Output the material exactly, but drop every image it holds.
-------------------------
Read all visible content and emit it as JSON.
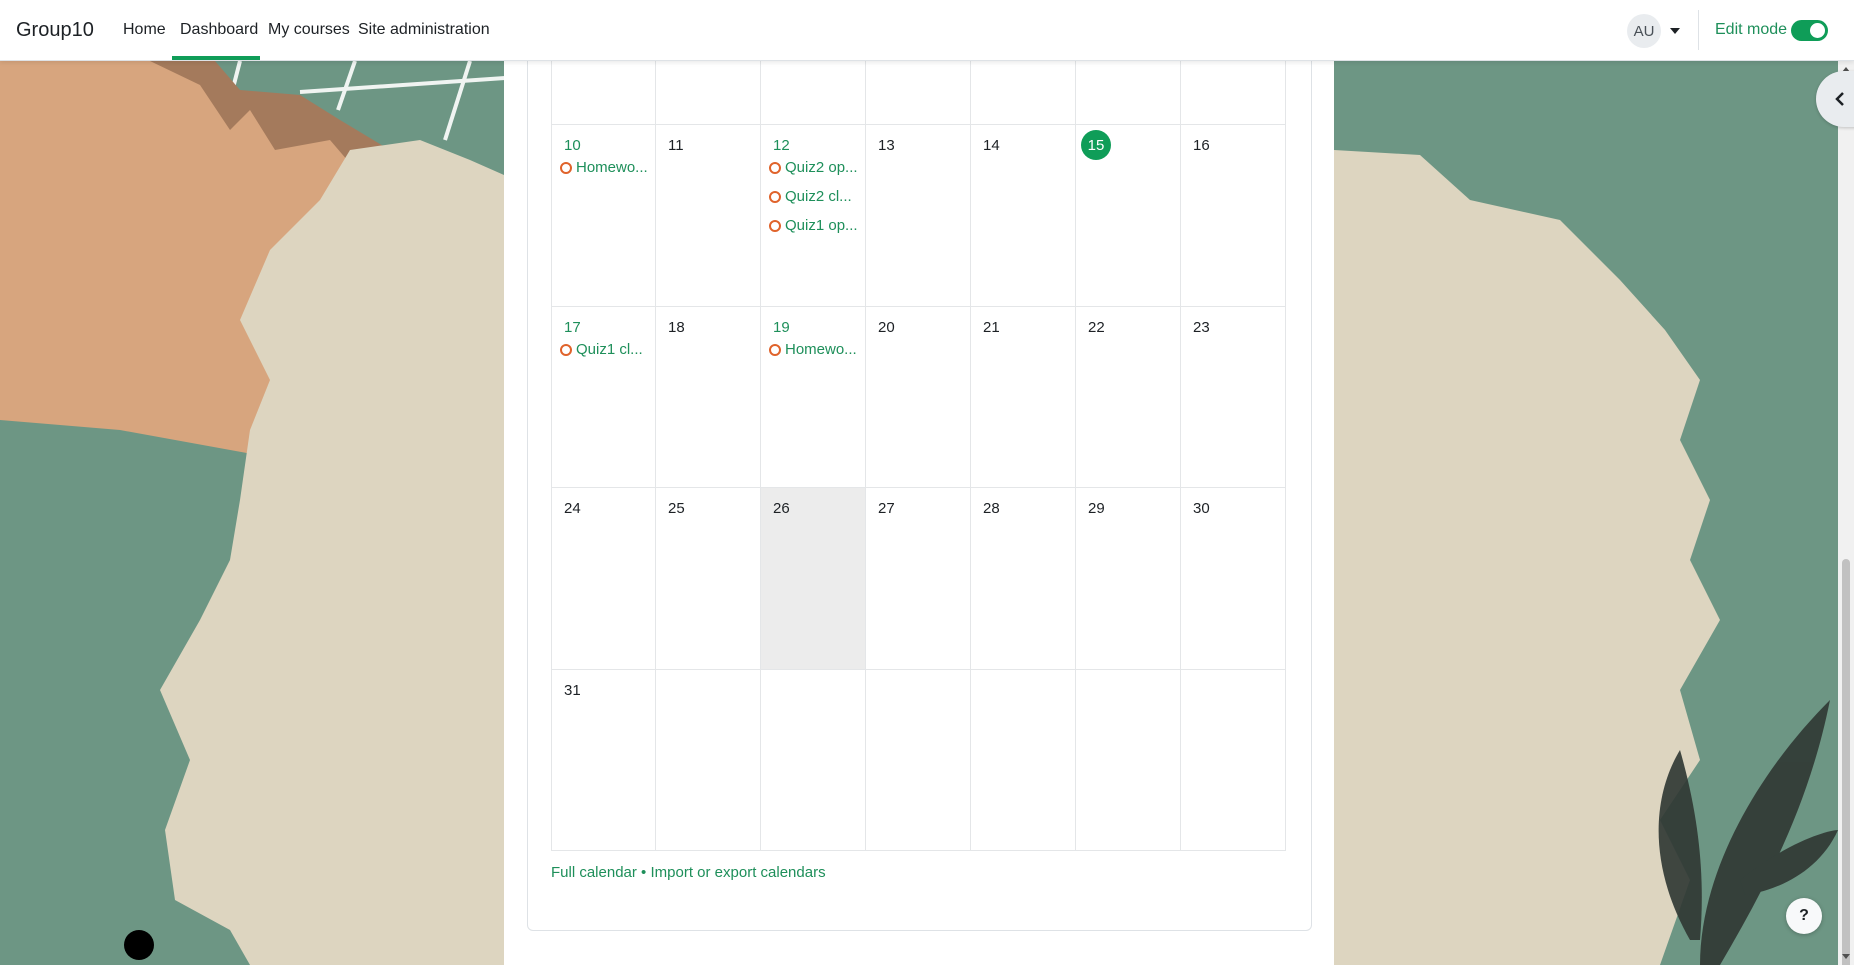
{
  "navbar": {
    "brand": "Group10",
    "items": [
      {
        "label": "Home"
      },
      {
        "label": "Dashboard",
        "active": true
      },
      {
        "label": "My courses"
      },
      {
        "label": "Site administration"
      }
    ],
    "avatar_initials": "AU",
    "edit_mode_label": "Edit mode",
    "edit_mode_on": true
  },
  "calendar": {
    "today": "15",
    "weeks": [
      [
        {
          "day": "",
          "events": []
        },
        {
          "day": "",
          "events": []
        },
        {
          "day": "",
          "events": []
        },
        {
          "day": "",
          "events": []
        },
        {
          "day": "",
          "events": []
        },
        {
          "day": "",
          "events": []
        },
        {
          "day": "",
          "events": []
        }
      ],
      [
        {
          "day": "10",
          "events": [
            "Homewo..."
          ]
        },
        {
          "day": "11",
          "events": []
        },
        {
          "day": "12",
          "events": [
            "Quiz2 op...",
            "Quiz2 cl...",
            "Quiz1 op..."
          ]
        },
        {
          "day": "13",
          "events": []
        },
        {
          "day": "14",
          "events": []
        },
        {
          "day": "15",
          "events": [],
          "today": true
        },
        {
          "day": "16",
          "events": []
        }
      ],
      [
        {
          "day": "17",
          "events": [
            "Quiz1 cl..."
          ]
        },
        {
          "day": "18",
          "events": []
        },
        {
          "day": "19",
          "events": [
            "Homewo..."
          ]
        },
        {
          "day": "20",
          "events": []
        },
        {
          "day": "21",
          "events": []
        },
        {
          "day": "22",
          "events": []
        },
        {
          "day": "23",
          "events": []
        }
      ],
      [
        {
          "day": "24",
          "events": []
        },
        {
          "day": "25",
          "events": []
        },
        {
          "day": "26",
          "events": [],
          "shaded": true
        },
        {
          "day": "27",
          "events": []
        },
        {
          "day": "28",
          "events": []
        },
        {
          "day": "29",
          "events": []
        },
        {
          "day": "30",
          "events": []
        }
      ],
      [
        {
          "day": "31",
          "events": []
        },
        {
          "day": "",
          "events": []
        },
        {
          "day": "",
          "events": []
        },
        {
          "day": "",
          "events": []
        },
        {
          "day": "",
          "events": []
        },
        {
          "day": "",
          "events": []
        },
        {
          "day": "",
          "events": []
        }
      ]
    ],
    "footer": {
      "full_calendar": "Full calendar",
      "separator": " • ",
      "import_export": "Import or export calendars"
    }
  },
  "help_label": "?",
  "colors": {
    "accent": "#0f9d58",
    "link": "#1e8f5a",
    "event_dot": "#e0632b",
    "background_green": "#6d9684",
    "paper": "#ddd5c0",
    "kraft": "#d7a57e"
  }
}
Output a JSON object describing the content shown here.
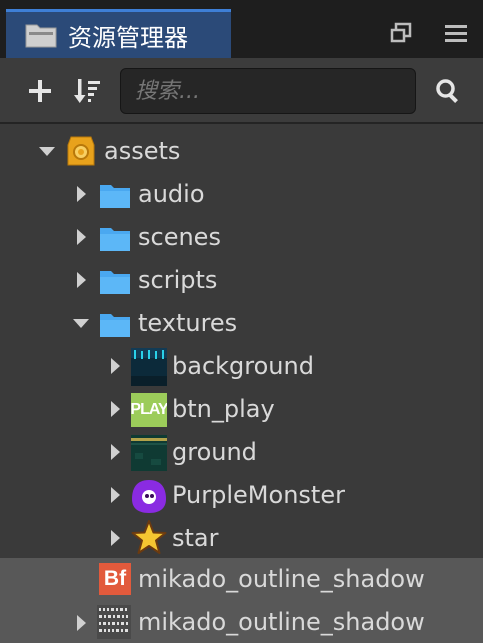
{
  "panel": {
    "title": "资源管理器"
  },
  "toolbar": {
    "search_placeholder": "搜索..."
  },
  "tree": [
    {
      "label": "assets",
      "depth": 0,
      "expanded": true,
      "icon": "database-icon"
    },
    {
      "label": "audio",
      "depth": 1,
      "expanded": false,
      "icon": "folder-icon"
    },
    {
      "label": "scenes",
      "depth": 1,
      "expanded": false,
      "icon": "folder-icon"
    },
    {
      "label": "scripts",
      "depth": 1,
      "expanded": false,
      "icon": "folder-icon"
    },
    {
      "label": "textures",
      "depth": 1,
      "expanded": true,
      "icon": "folder-icon"
    },
    {
      "label": "background",
      "depth": 2,
      "expanded": false,
      "icon": "background-thumb-icon"
    },
    {
      "label": "btn_play",
      "depth": 2,
      "expanded": false,
      "icon": "btn-play-thumb-icon"
    },
    {
      "label": "ground",
      "depth": 2,
      "expanded": false,
      "icon": "ground-thumb-icon"
    },
    {
      "label": "PurpleMonster",
      "depth": 2,
      "expanded": false,
      "icon": "purple-monster-thumb-icon"
    },
    {
      "label": "star",
      "depth": 2,
      "expanded": false,
      "icon": "star-thumb-icon"
    },
    {
      "label": "mikado_outline_shadow",
      "depth": 1,
      "expanded": null,
      "icon": "bitmap-font-icon",
      "selected": true
    },
    {
      "label": "mikado_outline_shadow",
      "depth": 1,
      "expanded": false,
      "icon": "font-atlas-thumb-icon",
      "selected": true
    }
  ],
  "thumb_text": {
    "btn_play": "PLAY",
    "bitmap_font": "Bf"
  },
  "colors": {
    "folder": "#4aa8f0",
    "tab_active": "#2b4a78",
    "selection": "#585858",
    "monster": "#8a2be2",
    "play_green": "#9ccc5a"
  }
}
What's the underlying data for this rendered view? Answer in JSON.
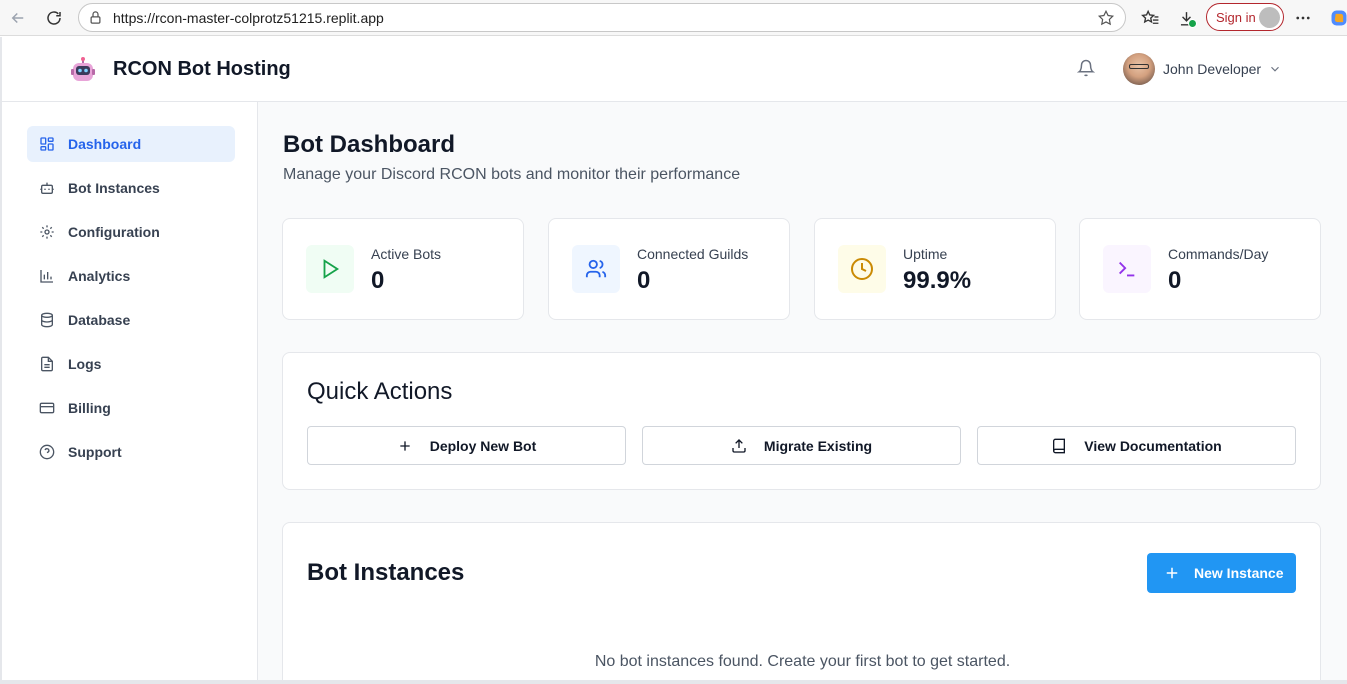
{
  "browser": {
    "url": "https://rcon-master-colprotz51215.replit.app",
    "signin_label": "Sign in"
  },
  "header": {
    "brand": "RCON Bot Hosting",
    "user_name": "John Developer"
  },
  "sidebar": {
    "items": [
      {
        "label": "Dashboard",
        "icon": "layout-grid-icon",
        "active": true
      },
      {
        "label": "Bot Instances",
        "icon": "bot-icon"
      },
      {
        "label": "Configuration",
        "icon": "gear-icon"
      },
      {
        "label": "Analytics",
        "icon": "bar-chart-icon"
      },
      {
        "label": "Database",
        "icon": "database-icon"
      },
      {
        "label": "Logs",
        "icon": "file-text-icon"
      },
      {
        "label": "Billing",
        "icon": "credit-card-icon"
      },
      {
        "label": "Support",
        "icon": "help-circle-icon"
      }
    ]
  },
  "main": {
    "title": "Bot Dashboard",
    "subtitle": "Manage your Discord RCON bots and monitor their performance",
    "stats": [
      {
        "label": "Active Bots",
        "value": "0",
        "icon": "play-icon",
        "color": "#16a34a",
        "bg": "#f0fdf4"
      },
      {
        "label": "Connected Guilds",
        "value": "0",
        "icon": "users-icon",
        "color": "#2563eb",
        "bg": "#eff6ff"
      },
      {
        "label": "Uptime",
        "value": "99.9%",
        "icon": "clock-icon",
        "color": "#ca8a04",
        "bg": "#fefce8"
      },
      {
        "label": "Commands/Day",
        "value": "0",
        "icon": "terminal-icon",
        "color": "#9333ea",
        "bg": "#faf5ff"
      }
    ],
    "quick_actions": {
      "title": "Quick Actions",
      "buttons": [
        {
          "label": "Deploy New Bot",
          "icon": "plus-icon"
        },
        {
          "label": "Migrate Existing",
          "icon": "upload-icon"
        },
        {
          "label": "View Documentation",
          "icon": "book-icon"
        }
      ]
    },
    "bot_instances": {
      "title": "Bot Instances",
      "new_button": "New Instance",
      "empty_message": "No bot instances found. Create your first bot to get started."
    }
  }
}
-------------------------
• _Exercise answer_
Read all visible content and emit it as JSON.
{
  "navbar": {
    "brand": "Group10",
    "items": [
      {
        "label": "Home"
      },
      {
        "label": "Dashboard",
        "active": true
      },
      {
        "label": "My courses"
      },
      {
        "label": "Site administration"
      }
    ],
    "avatar_initials": "AU",
    "edit_mode_label": "Edit mode",
    "edit_mode_on": true
  },
  "calendar": {
    "today": "15",
    "weeks": [
      [
        {
          "day": "",
          "events": []
        },
        {
          "day": "",
          "events": []
        },
        {
          "day": "",
          "events": []
        },
        {
          "day": "",
          "events": []
        },
        {
          "day": "",
          "events": []
        },
        {
          "day": "",
          "events": []
        },
        {
          "day": "",
          "events": []
        }
      ],
      [
        {
          "day": "10",
          "events": [
            "Homewo..."
          ]
        },
        {
          "day": "11",
          "events": []
        },
        {
          "day": "12",
          "events": [
            "Quiz2 op...",
            "Quiz2 cl...",
            "Quiz1 op..."
          ]
        },
        {
          "day": "13",
          "events": []
        },
        {
          "day": "14",
          "events": []
        },
        {
          "day": "15",
          "events": [],
          "today": true
        },
        {
          "day": "16",
          "events": []
        }
      ],
      [
        {
          "day": "17",
          "events": [
            "Quiz1 cl..."
          ]
        },
        {
          "day": "18",
          "events": []
        },
        {
          "day": "19",
          "events": [
            "Homewo..."
          ]
        },
        {
          "day": "20",
          "events": []
        },
        {
          "day": "21",
          "events": []
        },
        {
          "day": "22",
          "events": []
        },
        {
          "day": "23",
          "events": []
        }
      ],
      [
        {
          "day": "24",
          "events": []
        },
        {
          "day": "25",
          "events": []
        },
        {
          "day": "26",
          "events": [],
          "shaded": true
        },
        {
          "day": "27",
          "events": []
        },
        {
          "day": "28",
          "events": []
        },
        {
          "day": "29",
          "events": []
        },
        {
          "day": "30",
          "events": []
        }
      ],
      [
        {
          "day": "31",
          "events": []
        },
        {
          "day": "",
          "events": []
        },
        {
          "day": "",
          "events": []
        },
        {
          "day": "",
          "events": []
        },
        {
          "day": "",
          "events": []
        },
        {
          "day": "",
          "events": []
        },
        {
          "day": "",
          "events": []
        }
      ]
    ],
    "footer": {
      "full_calendar": "Full calendar",
      "separator": " • ",
      "import_export": "Import or export calendars"
    }
  },
  "help_label": "?",
  "colors": {
    "accent": "#0f9d58",
    "link": "#1e8f5a",
    "event_dot": "#e0632b",
    "background_green": "#6d9684",
    "paper": "#ddd5c0",
    "kraft": "#d7a57e"
  }
}
Output a JSON object describing the content shown here.
{
  "panel": {
    "title": "资源管理器"
  },
  "toolbar": {
    "search_placeholder": "搜索..."
  },
  "tree": [
    {
      "label": "assets",
      "depth": 0,
      "expanded": true,
      "icon": "database-icon"
    },
    {
      "label": "audio",
      "depth": 1,
      "expanded": false,
      "icon": "folder-icon"
    },
    {
      "label": "scenes",
      "depth": 1,
      "expanded": false,
      "icon": "folder-icon"
    },
    {
      "label": "scripts",
      "depth": 1,
      "expanded": false,
      "icon": "folder-icon"
    },
    {
      "label": "textures",
      "depth": 1,
      "expanded": true,
      "icon": "folder-icon"
    },
    {
      "label": "background",
      "depth": 2,
      "expanded": false,
      "icon": "background-thumb-icon"
    },
    {
      "label": "btn_play",
      "depth": 2,
      "expanded": false,
      "icon": "btn-play-thumb-icon"
    },
    {
      "label": "ground",
      "depth": 2,
      "expanded": false,
      "icon": "ground-thumb-icon"
    },
    {
      "label": "PurpleMonster",
      "depth": 2,
      "expanded": false,
      "icon": "purple-monster-thumb-icon"
    },
    {
      "label": "star",
      "depth": 2,
      "expanded": false,
      "icon": "star-thumb-icon"
    },
    {
      "label": "mikado_outline_shadow",
      "depth": 1,
      "expanded": null,
      "icon": "bitmap-font-icon",
      "selected": true
    },
    {
      "label": "mikado_outline_shadow",
      "depth": 1,
      "expanded": false,
      "icon": "font-atlas-thumb-icon",
      "selected": true
    }
  ],
  "thumb_text": {
    "btn_play": "PLAY",
    "bitmap_font": "Bf"
  },
  "colors": {
    "folder": "#4aa8f0",
    "tab_active": "#2b4a78",
    "selection": "#585858",
    "monster": "#8a2be2",
    "play_green": "#9ccc5a"
  }
}
What's the underlying data for this rendered view? Answer in JSON.
{
  "browser": {
    "url": "https://rcon-master-colprotz51215.replit.app",
    "signin_label": "Sign in"
  },
  "header": {
    "brand": "RCON Bot Hosting",
    "user_name": "John Developer"
  },
  "sidebar": {
    "items": [
      {
        "label": "Dashboard",
        "icon": "layout-grid-icon",
        "active": true
      },
      {
        "label": "Bot Instances",
        "icon": "bot-icon"
      },
      {
        "label": "Configuration",
        "icon": "gear-icon"
      },
      {
        "label": "Analytics",
        "icon": "bar-chart-icon"
      },
      {
        "label": "Database",
        "icon": "database-icon"
      },
      {
        "label": "Logs",
        "icon": "file-text-icon"
      },
      {
        "label": "Billing",
        "icon": "credit-card-icon"
      },
      {
        "label": "Support",
        "icon": "help-circle-icon"
      }
    ]
  },
  "main": {
    "title": "Bot Dashboard",
    "subtitle": "Manage your Discord RCON bots and monitor their performance",
    "stats": [
      {
        "label": "Active Bots",
        "value": "0",
        "icon": "play-icon",
        "color": "#16a34a",
        "bg": "#f0fdf4"
      },
      {
        "label": "Connected Guilds",
        "value": "0",
        "icon": "users-icon",
        "color": "#2563eb",
        "bg": "#eff6ff"
      },
      {
        "label": "Uptime",
        "value": "99.9%",
        "icon": "clock-icon",
        "color": "#ca8a04",
        "bg": "#fefce8"
      },
      {
        "label": "Commands/Day",
        "value": "0",
        "icon": "terminal-icon",
        "color": "#9333ea",
        "bg": "#faf5ff"
      }
    ],
    "quick_actions": {
      "title": "Quick Actions",
      "buttons": [
        {
          "label": "Deploy New Bot",
          "icon": "plus-icon"
        },
        {
          "label": "Migrate Existing",
          "icon": "upload-icon"
        },
        {
          "label": "View Documentation",
          "icon": "book-icon"
        }
      ]
    },
    "bot_instances": {
      "title": "Bot Instances",
      "new_button": "New Instance",
      "empty_message": "No bot instances found. Create your first bot to get started."
    }
  }
}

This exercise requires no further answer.